▶ _DIRECTIONS FOR THIS TASK_
Copy all records exactly, excluding images.

[Data excerpts]

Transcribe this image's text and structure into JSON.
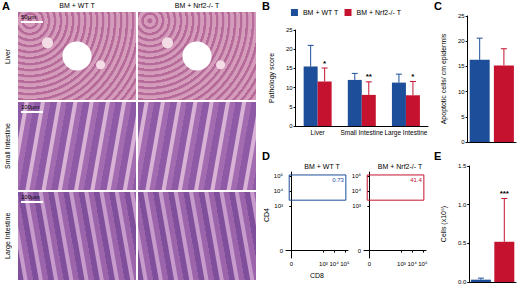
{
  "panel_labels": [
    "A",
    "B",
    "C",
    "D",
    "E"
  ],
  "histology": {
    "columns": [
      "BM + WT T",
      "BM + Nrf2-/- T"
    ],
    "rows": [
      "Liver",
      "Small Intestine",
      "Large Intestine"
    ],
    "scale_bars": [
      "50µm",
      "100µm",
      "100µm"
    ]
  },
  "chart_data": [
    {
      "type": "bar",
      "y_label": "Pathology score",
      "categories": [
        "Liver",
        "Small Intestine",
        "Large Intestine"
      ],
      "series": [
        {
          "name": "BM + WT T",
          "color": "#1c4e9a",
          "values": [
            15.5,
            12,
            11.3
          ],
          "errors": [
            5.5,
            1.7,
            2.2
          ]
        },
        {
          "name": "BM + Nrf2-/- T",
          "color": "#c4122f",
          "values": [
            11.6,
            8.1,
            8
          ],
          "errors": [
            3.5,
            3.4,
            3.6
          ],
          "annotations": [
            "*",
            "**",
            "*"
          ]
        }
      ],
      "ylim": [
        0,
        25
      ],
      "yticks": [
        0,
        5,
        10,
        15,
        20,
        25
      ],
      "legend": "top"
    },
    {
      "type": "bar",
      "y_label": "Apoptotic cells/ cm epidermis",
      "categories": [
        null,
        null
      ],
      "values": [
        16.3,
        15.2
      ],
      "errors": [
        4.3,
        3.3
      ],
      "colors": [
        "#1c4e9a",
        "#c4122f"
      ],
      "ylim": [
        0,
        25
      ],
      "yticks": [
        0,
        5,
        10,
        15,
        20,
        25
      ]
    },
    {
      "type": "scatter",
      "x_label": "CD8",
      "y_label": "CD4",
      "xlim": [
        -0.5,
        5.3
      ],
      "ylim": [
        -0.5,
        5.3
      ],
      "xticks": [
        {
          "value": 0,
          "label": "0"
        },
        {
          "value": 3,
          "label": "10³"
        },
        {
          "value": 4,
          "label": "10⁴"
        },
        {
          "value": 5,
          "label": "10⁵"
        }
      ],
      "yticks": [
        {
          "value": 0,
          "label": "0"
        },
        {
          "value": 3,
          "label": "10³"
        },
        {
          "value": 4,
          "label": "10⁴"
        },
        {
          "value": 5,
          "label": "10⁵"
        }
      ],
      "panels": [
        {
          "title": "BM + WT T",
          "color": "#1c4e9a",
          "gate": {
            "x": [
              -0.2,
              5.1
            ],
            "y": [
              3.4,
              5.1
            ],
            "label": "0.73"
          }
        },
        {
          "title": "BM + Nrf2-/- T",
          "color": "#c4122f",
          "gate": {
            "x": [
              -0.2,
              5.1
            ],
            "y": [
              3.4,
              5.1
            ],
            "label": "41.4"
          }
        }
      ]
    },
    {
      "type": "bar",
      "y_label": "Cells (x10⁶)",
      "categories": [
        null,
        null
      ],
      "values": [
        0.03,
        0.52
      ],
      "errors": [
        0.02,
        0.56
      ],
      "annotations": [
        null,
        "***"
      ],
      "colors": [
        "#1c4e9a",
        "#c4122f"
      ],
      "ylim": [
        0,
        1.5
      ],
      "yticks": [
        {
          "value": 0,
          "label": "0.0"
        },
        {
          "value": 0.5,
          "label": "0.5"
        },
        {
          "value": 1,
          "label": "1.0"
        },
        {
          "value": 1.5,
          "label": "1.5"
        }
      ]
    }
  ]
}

▶ _TASK ANSWER_
Transcribe this image's text and structure into JSON.
{
  "panel_labels": [
    "A",
    "B",
    "C",
    "D",
    "E"
  ],
  "histology": {
    "columns": [
      "BM + WT T",
      "BM + Nrf2-/- T"
    ],
    "rows": [
      "Liver",
      "Small Intestine",
      "Large Intestine"
    ],
    "scale_bars": [
      "50µm",
      "100µm",
      "100µm"
    ]
  },
  "chart_data": [
    {
      "type": "bar",
      "y_label": "Pathology score",
      "categories": [
        "Liver",
        "Small Intestine",
        "Large Intestine"
      ],
      "series": [
        {
          "name": "BM + WT T",
          "color": "#1c4e9a",
          "values": [
            15.5,
            12,
            11.3
          ],
          "errors": [
            5.5,
            1.7,
            2.2
          ]
        },
        {
          "name": "BM + Nrf2-/- T",
          "color": "#c4122f",
          "values": [
            11.6,
            8.1,
            8
          ],
          "errors": [
            3.5,
            3.4,
            3.6
          ],
          "annotations": [
            "*",
            "**",
            "*"
          ]
        }
      ],
      "ylim": [
        0,
        25
      ],
      "yticks": [
        0,
        5,
        10,
        15,
        20,
        25
      ],
      "legend": "top"
    },
    {
      "type": "bar",
      "y_label": "Apoptotic cells/ cm epidermis",
      "categories": [
        null,
        null
      ],
      "values": [
        16.3,
        15.2
      ],
      "errors": [
        4.3,
        3.3
      ],
      "colors": [
        "#1c4e9a",
        "#c4122f"
      ],
      "ylim": [
        0,
        25
      ],
      "yticks": [
        0,
        5,
        10,
        15,
        20,
        25
      ]
    },
    {
      "type": "scatter",
      "x_label": "CD8",
      "y_label": "CD4",
      "xlim": [
        -0.5,
        5.3
      ],
      "ylim": [
        -0.5,
        5.3
      ],
      "xticks": [
        {
          "value": 0,
          "label": "0"
        },
        {
          "value": 3,
          "label": "10³"
        },
        {
          "value": 4,
          "label": "10⁴"
        },
        {
          "value": 5,
          "label": "10⁵"
        }
      ],
      "yticks": [
        {
          "value": 0,
          "label": "0"
        },
        {
          "value": 3,
          "label": "10³"
        },
        {
          "value": 4,
          "label": "10⁴"
        },
        {
          "value": 5,
          "label": "10⁵"
        }
      ],
      "panels": [
        {
          "title": "BM + WT T",
          "color": "#1c4e9a",
          "gate": {
            "x": [
              -0.2,
              5.1
            ],
            "y": [
              3.4,
              5.1
            ],
            "label": "0.73"
          }
        },
        {
          "title": "BM + Nrf2-/- T",
          "color": "#c4122f",
          "gate": {
            "x": [
              -0.2,
              5.1
            ],
            "y": [
              3.4,
              5.1
            ],
            "label": "41.4"
          }
        }
      ]
    },
    {
      "type": "bar",
      "y_label": "Cells (x10⁶)",
      "categories": [
        null,
        null
      ],
      "values": [
        0.03,
        0.52
      ],
      "errors": [
        0.02,
        0.56
      ],
      "annotations": [
        null,
        "***"
      ],
      "colors": [
        "#1c4e9a",
        "#c4122f"
      ],
      "ylim": [
        0,
        1.5
      ],
      "yticks": [
        {
          "value": 0,
          "label": "0.0"
        },
        {
          "value": 0.5,
          "label": "0.5"
        },
        {
          "value": 1,
          "label": "1.0"
        },
        {
          "value": 1.5,
          "label": "1.5"
        }
      ]
    }
  ]
}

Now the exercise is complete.